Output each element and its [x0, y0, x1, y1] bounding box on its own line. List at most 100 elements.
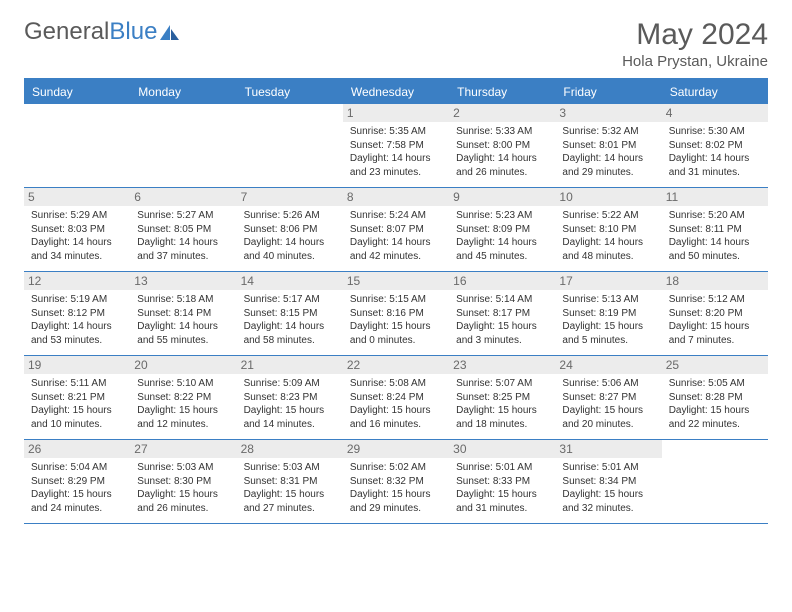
day-number: 30	[449, 440, 555, 458]
day-cell: 26Sunrise: 5:04 AMSunset: 8:29 PMDayligh…	[24, 440, 130, 523]
day-details: Sunrise: 5:12 AMSunset: 8:20 PMDaylight:…	[669, 293, 761, 347]
day-cell: 17 Sunrise: 5:13 AMSunset: 8:19 PMDayligh…	[555, 272, 661, 355]
day-number: 20	[130, 356, 236, 374]
day-cell: 25 Sunrise: 5:05 AMSunset: 8:28 PMDayligh…	[662, 356, 768, 439]
week-row: 19 Sunrise: 5:11 AMSunset: 8:21 PMDayligh…	[24, 356, 768, 440]
logo-sail-icon	[159, 23, 181, 41]
day-details: Sunrise: 5:29 AMSunset: 8:03 PMDaylight:…	[31, 209, 123, 263]
day-cell: 3 Sunrise: 5:32 AMSunset: 8:01 PMDaylight…	[555, 104, 661, 187]
day-cell: 28 Sunrise: 5:03 AMSunset: 8:31 PMDayligh…	[237, 440, 343, 523]
day-number: 11	[662, 188, 768, 206]
day-number: 8	[343, 188, 449, 206]
day-number: 3	[555, 104, 661, 122]
day-details: Sunrise: 5:17 AMSunset: 8:15 PMDaylight:…	[244, 293, 336, 347]
day-details: Sunrise: 5:09 AMSunset: 8:23 PMDaylight:…	[244, 377, 336, 431]
day-cell: 13 Sunrise: 5:18 AMSunset: 8:14 PMDayligh…	[130, 272, 236, 355]
weeks-container: 1Sunrise: 5:35 AMSunset: 7:58 PMDaylight…	[24, 104, 768, 524]
day-details: Sunrise: 5:03 AMSunset: 8:30 PMDaylight:…	[137, 461, 229, 515]
day-details: Sunrise: 5:05 AMSunset: 8:28 PMDaylight:…	[669, 377, 761, 431]
day-cell	[24, 104, 130, 187]
day-details: Sunrise: 5:27 AMSunset: 8:05 PMDaylight:…	[137, 209, 229, 263]
day-cell: 11 Sunrise: 5:20 AMSunset: 8:11 PMDayligh…	[662, 188, 768, 271]
month-title: May 2024	[622, 18, 768, 51]
day-number: 4	[662, 104, 768, 122]
day-cell: 23 Sunrise: 5:07 AMSunset: 8:25 PMDayligh…	[449, 356, 555, 439]
day-details: Sunrise: 5:13 AMSunset: 8:19 PMDaylight:…	[562, 293, 654, 347]
day-cell	[130, 104, 236, 187]
day-cell: 30 Sunrise: 5:01 AMSunset: 8:33 PMDayligh…	[449, 440, 555, 523]
day-details: Sunrise: 5:01 AMSunset: 8:33 PMDaylight:…	[456, 461, 548, 515]
day-number: 16	[449, 272, 555, 290]
day-number: 27	[130, 440, 236, 458]
day-cell: 19 Sunrise: 5:11 AMSunset: 8:21 PMDayligh…	[24, 356, 130, 439]
day-cell: 6 Sunrise: 5:27 AMSunset: 8:05 PMDaylight…	[130, 188, 236, 271]
day-number: 21	[237, 356, 343, 374]
day-details: Sunrise: 5:19 AMSunset: 8:12 PMDaylight:…	[31, 293, 123, 347]
day-cell: 12Sunrise: 5:19 AMSunset: 8:12 PMDayligh…	[24, 272, 130, 355]
day-number: 22	[343, 356, 449, 374]
day-details: Sunrise: 5:06 AMSunset: 8:27 PMDaylight:…	[562, 377, 654, 431]
day-number: 15	[343, 272, 449, 290]
week-row: 5 Sunrise: 5:29 AMSunset: 8:03 PMDaylight…	[24, 188, 768, 272]
day-number: 9	[449, 188, 555, 206]
day-number: 28	[237, 440, 343, 458]
day-details: Sunrise: 5:23 AMSunset: 8:09 PMDaylight:…	[456, 209, 548, 263]
day-details: Sunrise: 5:08 AMSunset: 8:24 PMDaylight:…	[350, 377, 442, 431]
week-row: 12Sunrise: 5:19 AMSunset: 8:12 PMDayligh…	[24, 272, 768, 356]
day-details: Sunrise: 5:18 AMSunset: 8:14 PMDaylight:…	[137, 293, 229, 347]
day-number: 14	[237, 272, 343, 290]
day-number: 6	[130, 188, 236, 206]
dow-cell: Monday	[130, 80, 236, 104]
day-details: Sunrise: 5:03 AMSunset: 8:31 PMDaylight:…	[244, 461, 336, 515]
day-details: Sunrise: 5:32 AMSunset: 8:01 PMDaylight:…	[562, 125, 654, 179]
day-cell: 10Sunrise: 5:22 AMSunset: 8:10 PMDayligh…	[555, 188, 661, 271]
day-cell: 4 Sunrise: 5:30 AMSunset: 8:02 PMDaylight…	[662, 104, 768, 187]
week-row: 26Sunrise: 5:04 AMSunset: 8:29 PMDayligh…	[24, 440, 768, 524]
calendar-page: GeneralBlue May 2024 Hola Prystan, Ukrai…	[0, 0, 792, 524]
day-number: 18	[662, 272, 768, 290]
day-number: 31	[555, 440, 661, 458]
day-details: Sunrise: 5:02 AMSunset: 8:32 PMDaylight:…	[350, 461, 442, 515]
day-details: Sunrise: 5:04 AMSunset: 8:29 PMDaylight:…	[31, 461, 123, 515]
day-details: Sunrise: 5:26 AMSunset: 8:06 PMDaylight:…	[244, 209, 336, 263]
dow-cell: Wednesday	[343, 80, 449, 104]
day-number: 23	[449, 356, 555, 374]
day-details: Sunrise: 5:07 AMSunset: 8:25 PMDaylight:…	[456, 377, 548, 431]
day-details: Sunrise: 5:15 AMSunset: 8:16 PMDaylight:…	[350, 293, 442, 347]
day-details: Sunrise: 5:01 AMSunset: 8:34 PMDaylight:…	[562, 461, 654, 515]
day-details: Sunrise: 5:14 AMSunset: 8:17 PMDaylight:…	[456, 293, 548, 347]
day-number: 10	[555, 188, 661, 206]
dow-cell: Sunday	[24, 80, 130, 104]
day-number: 17	[555, 272, 661, 290]
dow-cell: Tuesday	[237, 80, 343, 104]
day-cell: 20Sunrise: 5:10 AMSunset: 8:22 PMDayligh…	[130, 356, 236, 439]
day-cell: 2Sunrise: 5:33 AMSunset: 8:00 PMDaylight…	[449, 104, 555, 187]
day-number: 19	[24, 356, 130, 374]
day-cell: 24 Sunrise: 5:06 AMSunset: 8:27 PMDayligh…	[555, 356, 661, 439]
logo: GeneralBlue	[24, 18, 181, 46]
day-cell: 29Sunrise: 5:02 AMSunset: 8:32 PMDayligh…	[343, 440, 449, 523]
day-cell: 1Sunrise: 5:35 AMSunset: 7:58 PMDaylight…	[343, 104, 449, 187]
day-details: Sunrise: 5:30 AMSunset: 8:02 PMDaylight:…	[669, 125, 761, 179]
day-details: Sunrise: 5:20 AMSunset: 8:11 PMDaylight:…	[669, 209, 761, 263]
day-number: 5	[24, 188, 130, 206]
location: Hola Prystan, Ukraine	[622, 53, 768, 70]
day-cell: 27 Sunrise: 5:03 AMSunset: 8:30 PMDayligh…	[130, 440, 236, 523]
header: GeneralBlue May 2024 Hola Prystan, Ukrai…	[24, 18, 768, 70]
day-cell: 14 Sunrise: 5:17 AMSunset: 8:15 PMDayligh…	[237, 272, 343, 355]
day-cell: 8Sunrise: 5:24 AMSunset: 8:07 PMDaylight…	[343, 188, 449, 271]
day-details: Sunrise: 5:35 AMSunset: 7:58 PMDaylight:…	[350, 125, 442, 179]
day-number: 7	[237, 188, 343, 206]
day-number: 24	[555, 356, 661, 374]
dow-cell: Thursday	[449, 80, 555, 104]
day-number: 25	[662, 356, 768, 374]
week-row: 1Sunrise: 5:35 AMSunset: 7:58 PMDaylight…	[24, 104, 768, 188]
logo-text-1: General	[24, 18, 109, 46]
dow-cell: Friday	[555, 80, 661, 104]
day-details: Sunrise: 5:33 AMSunset: 8:00 PMDaylight:…	[456, 125, 548, 179]
day-details: Sunrise: 5:11 AMSunset: 8:21 PMDaylight:…	[31, 377, 123, 431]
day-number: 13	[130, 272, 236, 290]
day-cell	[662, 440, 768, 523]
title-block: May 2024 Hola Prystan, Ukraine	[622, 18, 768, 70]
day-cell: 15 Sunrise: 5:15 AMSunset: 8:16 PMDayligh…	[343, 272, 449, 355]
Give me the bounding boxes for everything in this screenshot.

──────

Reproduce the rows from the line that contains "440, 555, 458]" through the line that contains "day-details: Sunrise: 5:09", without any changes.

day-number: 30	[449, 440, 555, 458]
day-cell: 26Sunrise: 5:04 AMSunset: 8:29 PMDayligh…	[24, 440, 130, 523]
day-details: Sunrise: 5:12 AMSunset: 8:20 PMDaylight:…	[669, 293, 761, 347]
day-cell: 17 Sunrise: 5:13 AMSunset: 8:19 PMDayligh…	[555, 272, 661, 355]
day-number: 20	[130, 356, 236, 374]
day-cell: 25 Sunrise: 5:05 AMSunset: 8:28 PMDayligh…	[662, 356, 768, 439]
week-row: 19 Sunrise: 5:11 AMSunset: 8:21 PMDayligh…	[24, 356, 768, 440]
logo-sail-icon	[159, 23, 181, 41]
day-details: Sunrise: 5:29 AMSunset: 8:03 PMDaylight:…	[31, 209, 123, 263]
day-cell: 3 Sunrise: 5:32 AMSunset: 8:01 PMDaylight…	[555, 104, 661, 187]
day-cell: 28 Sunrise: 5:03 AMSunset: 8:31 PMDayligh…	[237, 440, 343, 523]
day-number: 11	[662, 188, 768, 206]
day-number: 8	[343, 188, 449, 206]
day-number: 3	[555, 104, 661, 122]
day-details: Sunrise: 5:17 AMSunset: 8:15 PMDaylight:…	[244, 293, 336, 347]
day-details: Sunrise: 5:09 AMSunset: 8:23 PMDaylight:…	[244, 377, 336, 431]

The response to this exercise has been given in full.